#### Task data ####

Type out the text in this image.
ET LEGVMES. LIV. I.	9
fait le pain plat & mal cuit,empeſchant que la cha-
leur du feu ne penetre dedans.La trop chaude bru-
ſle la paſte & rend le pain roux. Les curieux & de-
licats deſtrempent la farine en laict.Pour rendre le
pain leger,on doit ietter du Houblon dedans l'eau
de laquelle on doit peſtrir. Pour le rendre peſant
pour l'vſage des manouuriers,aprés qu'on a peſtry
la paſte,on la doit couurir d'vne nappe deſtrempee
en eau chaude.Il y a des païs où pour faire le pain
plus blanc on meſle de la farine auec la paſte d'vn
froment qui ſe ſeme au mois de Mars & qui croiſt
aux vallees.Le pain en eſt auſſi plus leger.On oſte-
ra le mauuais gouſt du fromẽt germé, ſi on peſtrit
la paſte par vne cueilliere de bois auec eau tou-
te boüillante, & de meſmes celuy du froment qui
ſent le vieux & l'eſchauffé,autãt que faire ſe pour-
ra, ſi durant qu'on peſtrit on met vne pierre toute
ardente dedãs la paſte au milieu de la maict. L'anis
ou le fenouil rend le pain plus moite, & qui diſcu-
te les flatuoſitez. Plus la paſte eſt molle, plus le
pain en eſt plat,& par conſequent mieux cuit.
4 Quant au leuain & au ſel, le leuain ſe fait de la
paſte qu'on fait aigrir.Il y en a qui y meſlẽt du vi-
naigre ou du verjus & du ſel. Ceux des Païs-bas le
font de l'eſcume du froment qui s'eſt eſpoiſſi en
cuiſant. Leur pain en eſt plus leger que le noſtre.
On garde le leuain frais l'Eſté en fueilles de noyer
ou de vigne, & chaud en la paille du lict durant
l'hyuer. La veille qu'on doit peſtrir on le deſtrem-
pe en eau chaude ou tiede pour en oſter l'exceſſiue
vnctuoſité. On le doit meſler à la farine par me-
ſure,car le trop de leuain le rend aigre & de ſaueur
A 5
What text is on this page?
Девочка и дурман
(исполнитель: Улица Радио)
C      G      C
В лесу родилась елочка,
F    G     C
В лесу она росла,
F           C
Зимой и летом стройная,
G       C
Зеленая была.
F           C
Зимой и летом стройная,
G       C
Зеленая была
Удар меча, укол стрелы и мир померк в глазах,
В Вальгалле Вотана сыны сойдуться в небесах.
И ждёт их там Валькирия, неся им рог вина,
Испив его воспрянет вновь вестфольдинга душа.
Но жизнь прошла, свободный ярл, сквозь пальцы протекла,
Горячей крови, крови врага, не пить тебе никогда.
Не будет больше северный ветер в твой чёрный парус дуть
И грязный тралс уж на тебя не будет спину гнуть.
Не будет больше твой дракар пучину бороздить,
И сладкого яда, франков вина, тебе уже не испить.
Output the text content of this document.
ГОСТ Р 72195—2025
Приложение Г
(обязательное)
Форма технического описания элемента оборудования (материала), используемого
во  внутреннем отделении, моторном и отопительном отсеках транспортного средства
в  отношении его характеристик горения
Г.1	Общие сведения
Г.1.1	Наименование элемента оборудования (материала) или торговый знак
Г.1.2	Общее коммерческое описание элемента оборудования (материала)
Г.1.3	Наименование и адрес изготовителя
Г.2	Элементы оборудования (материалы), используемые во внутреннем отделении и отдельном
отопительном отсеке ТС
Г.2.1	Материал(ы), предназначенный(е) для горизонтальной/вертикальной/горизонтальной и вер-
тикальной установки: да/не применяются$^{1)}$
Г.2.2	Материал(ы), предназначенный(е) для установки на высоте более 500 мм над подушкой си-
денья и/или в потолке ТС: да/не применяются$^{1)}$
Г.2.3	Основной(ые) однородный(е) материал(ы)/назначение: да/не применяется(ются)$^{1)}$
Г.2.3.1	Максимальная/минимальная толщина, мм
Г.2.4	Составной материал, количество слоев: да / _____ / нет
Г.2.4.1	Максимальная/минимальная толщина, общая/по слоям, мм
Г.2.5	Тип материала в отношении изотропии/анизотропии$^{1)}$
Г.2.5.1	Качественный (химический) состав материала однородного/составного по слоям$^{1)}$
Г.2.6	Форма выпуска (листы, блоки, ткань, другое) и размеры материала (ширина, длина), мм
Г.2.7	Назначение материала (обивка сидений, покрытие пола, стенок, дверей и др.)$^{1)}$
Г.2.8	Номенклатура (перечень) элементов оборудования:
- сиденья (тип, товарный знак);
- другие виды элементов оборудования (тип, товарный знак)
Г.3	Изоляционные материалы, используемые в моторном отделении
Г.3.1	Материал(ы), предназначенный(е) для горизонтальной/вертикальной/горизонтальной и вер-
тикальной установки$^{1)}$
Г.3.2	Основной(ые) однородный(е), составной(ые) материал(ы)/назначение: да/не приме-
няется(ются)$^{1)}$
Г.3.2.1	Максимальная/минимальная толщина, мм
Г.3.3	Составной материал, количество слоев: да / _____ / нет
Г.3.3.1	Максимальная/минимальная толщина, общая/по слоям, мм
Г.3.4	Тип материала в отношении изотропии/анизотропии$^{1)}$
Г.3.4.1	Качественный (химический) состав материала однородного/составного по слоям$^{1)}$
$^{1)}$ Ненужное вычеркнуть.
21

####

**What needs to be done:**
State how many lines in the entries above include the word "leger"; reply with the number alone.

**Completed exercise:**
3